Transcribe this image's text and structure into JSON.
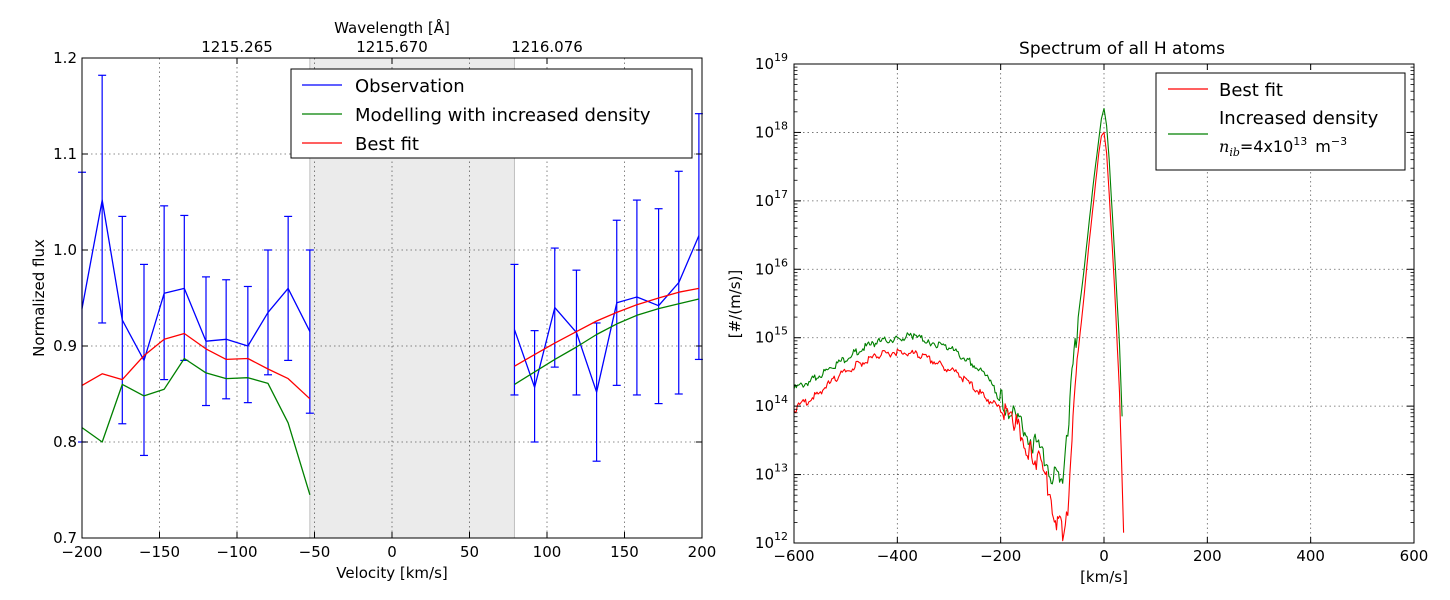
{
  "chart_data": [
    {
      "type": "line",
      "xlabel": "Velocity [km/s]",
      "ylabel": "Normalized flux",
      "xlim": [
        -200,
        200
      ],
      "ylim": [
        0.7,
        1.2
      ],
      "x_ticks": [
        -200,
        -150,
        -100,
        -50,
        0,
        50,
        100,
        150,
        200
      ],
      "y_ticks": [
        0.7,
        0.8,
        0.9,
        1.0,
        1.1,
        1.2
      ],
      "x_tick_labels": [
        "−200",
        "−150",
        "−100",
        "−50",
        "0",
        "50",
        "100",
        "150",
        "200"
      ],
      "y_tick_labels": [
        "0.7",
        "0.8",
        "0.9",
        "1.0",
        "1.1",
        "1.2"
      ],
      "grid": true,
      "shaded_region": [
        -53,
        79
      ],
      "top_axis": {
        "label": "Wavelength [Å]",
        "ticks": [
          -100,
          0,
          100
        ],
        "tick_labels": [
          "1215.265",
          "1215.670",
          "1216.076"
        ]
      },
      "legend": {
        "position": "top-right",
        "entries": [
          "Observation",
          "Modelling with increased density",
          "Best fit"
        ]
      },
      "series": [
        {
          "name": "Observation",
          "color": "#0000ff",
          "segments": [
            {
              "x": [
                -200,
                -187,
                -174,
                -160,
                -147,
                -134,
                -120,
                -107,
                -93,
                -80,
                -67,
                -53
              ],
              "y": [
                0.939,
                1.052,
                0.927,
                0.885,
                0.955,
                0.96,
                0.905,
                0.907,
                0.9,
                0.935,
                0.96,
                0.915
              ]
            },
            {
              "x": [
                79,
                92,
                105,
                119,
                132,
                145,
                158,
                172,
                185,
                198
              ],
              "y": [
                0.917,
                0.857,
                0.94,
                0.914,
                0.852,
                0.945,
                0.951,
                0.942,
                0.966,
                1.015
              ]
            }
          ],
          "error_bars": [
            {
              "x": -200,
              "low": 0.8,
              "high": 1.081
            },
            {
              "x": -187,
              "low": 0.924,
              "high": 1.182
            },
            {
              "x": -174,
              "low": 0.819,
              "high": 1.035
            },
            {
              "x": -160,
              "low": 0.786,
              "high": 0.985
            },
            {
              "x": -147,
              "low": 0.865,
              "high": 1.046
            },
            {
              "x": -134,
              "low": 0.885,
              "high": 1.036
            },
            {
              "x": -120,
              "low": 0.838,
              "high": 0.972
            },
            {
              "x": -107,
              "low": 0.845,
              "high": 0.969
            },
            {
              "x": -93,
              "low": 0.841,
              "high": 0.962
            },
            {
              "x": -80,
              "low": 0.87,
              "high": 1.0
            },
            {
              "x": -67,
              "low": 0.885,
              "high": 1.035
            },
            {
              "x": -53,
              "low": 0.83,
              "high": 1.0
            },
            {
              "x": 79,
              "low": 0.849,
              "high": 0.985
            },
            {
              "x": 92,
              "low": 0.8,
              "high": 0.916
            },
            {
              "x": 105,
              "low": 0.878,
              "high": 1.002
            },
            {
              "x": 119,
              "low": 0.849,
              "high": 0.979
            },
            {
              "x": 132,
              "low": 0.78,
              "high": 0.924
            },
            {
              "x": 145,
              "low": 0.859,
              "high": 1.031
            },
            {
              "x": 158,
              "low": 0.849,
              "high": 1.052
            },
            {
              "x": 172,
              "low": 0.84,
              "high": 1.043
            },
            {
              "x": 185,
              "low": 0.85,
              "high": 1.082
            },
            {
              "x": 198,
              "low": 0.886,
              "high": 1.142
            }
          ]
        },
        {
          "name": "Modelling with increased density",
          "color": "#008000",
          "segments": [
            {
              "x": [
                -200,
                -187,
                -174,
                -160,
                -147,
                -134,
                -120,
                -107,
                -93,
                -80,
                -67,
                -53
              ],
              "y": [
                0.815,
                0.8,
                0.86,
                0.848,
                0.855,
                0.887,
                0.872,
                0.866,
                0.867,
                0.861,
                0.82,
                0.745
              ]
            },
            {
              "x": [
                79,
                92,
                105,
                119,
                132,
                145,
                158,
                172,
                185,
                198
              ],
              "y": [
                0.86,
                0.873,
                0.886,
                0.899,
                0.912,
                0.923,
                0.932,
                0.939,
                0.944,
                0.949
              ]
            }
          ]
        },
        {
          "name": "Best fit",
          "color": "#ff0000",
          "segments": [
            {
              "x": [
                -200,
                -187,
                -174,
                -160,
                -147,
                -134,
                -120,
                -107,
                -93,
                -80,
                -67,
                -53
              ],
              "y": [
                0.859,
                0.871,
                0.865,
                0.89,
                0.907,
                0.913,
                0.897,
                0.886,
                0.887,
                0.876,
                0.866,
                0.845
              ]
            },
            {
              "x": [
                79,
                92,
                105,
                119,
                132,
                145,
                158,
                172,
                185,
                198
              ],
              "y": [
                0.879,
                0.891,
                0.903,
                0.915,
                0.926,
                0.935,
                0.943,
                0.95,
                0.956,
                0.96
              ]
            }
          ]
        }
      ]
    },
    {
      "type": "line",
      "title": "Spectrum of all H atoms",
      "xlabel": "[km/s]",
      "ylabel": "[#/(m/s)]",
      "xlim": [
        -600,
        600
      ],
      "y_scale": "log",
      "ylim_exponents": [
        12,
        19
      ],
      "x_ticks": [
        -600,
        -400,
        -200,
        0,
        200,
        400,
        600
      ],
      "x_tick_labels": [
        "−600",
        "−400",
        "−200",
        "0",
        "200",
        "400",
        "600"
      ],
      "y_tick_labels": [
        {
          "base": "10",
          "exp": "12"
        },
        {
          "base": "10",
          "exp": "13"
        },
        {
          "base": "10",
          "exp": "14"
        },
        {
          "base": "10",
          "exp": "15"
        },
        {
          "base": "10",
          "exp": "16"
        },
        {
          "base": "10",
          "exp": "17"
        },
        {
          "base": "10",
          "exp": "18"
        },
        {
          "base": "10",
          "exp": "19"
        }
      ],
      "grid": true,
      "legend": {
        "position": "top-right",
        "entries": [
          "Best fit",
          "Increased density"
        ],
        "annotation": {
          "var": "n",
          "sub": "ib",
          "eq": "=4x10",
          "exp": "13",
          "unit": "m",
          "unit_exp": "−3"
        }
      },
      "series": [
        {
          "name": "Best fit",
          "color": "#ff0000",
          "x": [
            -600,
            -560,
            -520,
            -480,
            -440,
            -400,
            -360,
            -320,
            -280,
            -240,
            -200,
            -170,
            -140,
            -120,
            -100,
            -90,
            -80,
            -75,
            -70,
            -60,
            -50,
            -40,
            -30,
            -20,
            -10,
            -5,
            0,
            5,
            10,
            20,
            30,
            38
          ],
          "y_log10": [
            13.95,
            14.15,
            14.4,
            14.6,
            14.73,
            14.8,
            14.75,
            14.62,
            14.45,
            14.2,
            13.95,
            13.7,
            13.3,
            13.1,
            12.6,
            12.3,
            12.15,
            12.2,
            12.5,
            13.8,
            14.8,
            15.5,
            16.3,
            17.0,
            17.7,
            17.95,
            18.0,
            17.7,
            17.1,
            15.8,
            14.2,
            12.15
          ]
        },
        {
          "name": "Increased density",
          "color": "#008000",
          "x": [
            -600,
            -560,
            -520,
            -480,
            -440,
            -400,
            -370,
            -340,
            -300,
            -260,
            -230,
            -200,
            -180,
            -160,
            -140,
            -120,
            -100,
            -90,
            -80,
            -75,
            -70,
            -60,
            -50,
            -40,
            -30,
            -20,
            -10,
            -5,
            0,
            5,
            10,
            20,
            30,
            35
          ],
          "y_log10": [
            14.25,
            14.4,
            14.6,
            14.8,
            14.93,
            15.0,
            15.02,
            14.95,
            14.85,
            14.65,
            14.45,
            14.1,
            13.9,
            13.7,
            13.5,
            13.3,
            13.0,
            12.9,
            12.95,
            13.3,
            13.6,
            14.6,
            15.3,
            15.9,
            16.6,
            17.3,
            17.9,
            18.2,
            18.35,
            18.1,
            17.6,
            16.3,
            14.9,
            13.85
          ]
        }
      ]
    }
  ]
}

+--

### Goal
Read through the entries and copy each line in which "Modelling" appears.

### Output
          "Modelling with increased density",
          "name": "Modelling with increased density",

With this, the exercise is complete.